» **The problem**:
Can you render the records from the line holding "Give me the" through the line holding "settings-link[interactable]: Delete this", both included, as a JSON list of strings, one per line, leaving out blank lines?

**** Data in this exercise

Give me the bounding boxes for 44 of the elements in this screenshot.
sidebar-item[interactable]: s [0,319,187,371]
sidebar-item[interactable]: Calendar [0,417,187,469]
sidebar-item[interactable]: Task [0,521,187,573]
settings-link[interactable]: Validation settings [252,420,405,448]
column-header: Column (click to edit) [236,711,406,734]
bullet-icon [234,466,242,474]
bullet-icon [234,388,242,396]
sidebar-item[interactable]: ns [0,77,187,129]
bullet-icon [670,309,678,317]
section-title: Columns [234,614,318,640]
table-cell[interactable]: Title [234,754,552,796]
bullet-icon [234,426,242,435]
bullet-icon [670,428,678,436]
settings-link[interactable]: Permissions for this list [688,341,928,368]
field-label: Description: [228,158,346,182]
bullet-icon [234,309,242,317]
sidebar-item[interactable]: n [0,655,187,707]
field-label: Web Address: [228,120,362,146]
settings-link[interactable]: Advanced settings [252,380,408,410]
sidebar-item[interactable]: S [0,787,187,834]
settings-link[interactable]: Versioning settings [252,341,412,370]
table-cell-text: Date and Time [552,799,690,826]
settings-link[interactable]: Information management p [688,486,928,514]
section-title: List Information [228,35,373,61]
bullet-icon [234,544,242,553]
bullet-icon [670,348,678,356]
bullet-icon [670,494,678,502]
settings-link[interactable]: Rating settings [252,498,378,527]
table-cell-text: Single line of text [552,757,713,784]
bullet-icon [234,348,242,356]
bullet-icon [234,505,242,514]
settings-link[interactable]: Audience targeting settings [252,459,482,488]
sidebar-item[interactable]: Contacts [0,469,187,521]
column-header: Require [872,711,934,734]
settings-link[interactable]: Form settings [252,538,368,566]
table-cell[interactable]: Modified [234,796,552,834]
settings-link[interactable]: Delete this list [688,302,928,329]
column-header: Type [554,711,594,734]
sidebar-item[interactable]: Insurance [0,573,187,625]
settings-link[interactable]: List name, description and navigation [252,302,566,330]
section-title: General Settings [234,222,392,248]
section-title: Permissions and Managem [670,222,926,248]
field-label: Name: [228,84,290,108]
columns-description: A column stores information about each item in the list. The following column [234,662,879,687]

********
**** Data in this exercise

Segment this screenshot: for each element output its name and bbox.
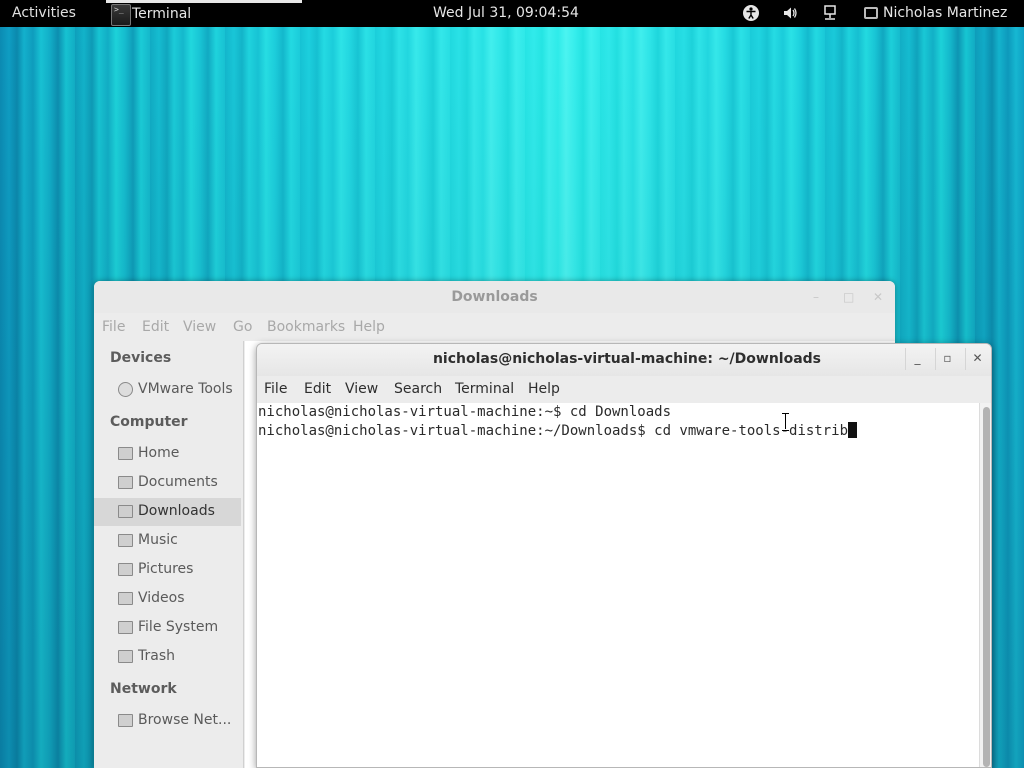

********

» **Output of the task**:
[
  "Give me the bounding boxes for 44 of the elements in this screenshot.",
  "sidebar-item[interactable]: s [0,319,187,371]",
  "sidebar-item[interactable]: Calendar [0,417,187,469]",
  "sidebar-item[interactable]: Task [0,521,187,573]",
  "settings-link[interactable]: Validation settings [252,420,405,448]",
  "column-header: Column (click to edit) [236,711,406,734]",
  "bullet-icon [234,466,242,474]",
  "bullet-icon [234,388,242,396]",
  "sidebar-item[interactable]: ns [0,77,187,129]",
  "bullet-icon [670,309,678,317]",
  "section-title: Columns [234,614,318,640]",
  "table-cell[interactable]: Title [234,754,552,796]",
  "bullet-icon [234,426,242,435]",
  "bullet-icon [670,428,678,436]",
  "settings-link[interactable]: Permissions for this list [688,341,928,368]",
  "field-label: Description: [228,158,346,182]",
  "bullet-icon [234,309,242,317]",
  "sidebar-item[interactable]: n [0,655,187,707]",
  "field-label: Web Address: [228,120,362,146]",
  "settings-link[interactable]: Advanced settings [252,380,408,410]",
  "sidebar-item[interactable]: S [0,787,187,834]",
  "settings-link[interactable]: Versioning settings [252,341,412,370]",
  "table-cell-text: Date and Time [552,799,690,826]",
  "settings-link[interactable]: Information management p [688,486,928,514]",
  "section-title: List Information [228,35,373,61]",
  "bullet-icon [234,544,242,553]",
  "bullet-icon [670,348,678,356]",
  "bullet-icon [670,494,678,502]",
  "settings-link[interactable]: Rating settings [252,498,378,527]",
  "table-cell-text: Single line of text [552,757,713,784]",
  "bullet-icon [234,348,242,356]",
  "bullet-icon [234,505,242,514]",
  "settings-link[interactable]: Audience targeting settings [252,459,482,488]",
  "sidebar-item[interactable]: Contacts [0,469,187,521]",
  "column-header: Require [872,711,934,734]",
  "settings-link[interactable]: Form settings [252,538,368,566]",
  "table-cell[interactable]: Modified [234,796,552,834]",
  "settings-link[interactable]: Delete this list [688,302,928,329]"
]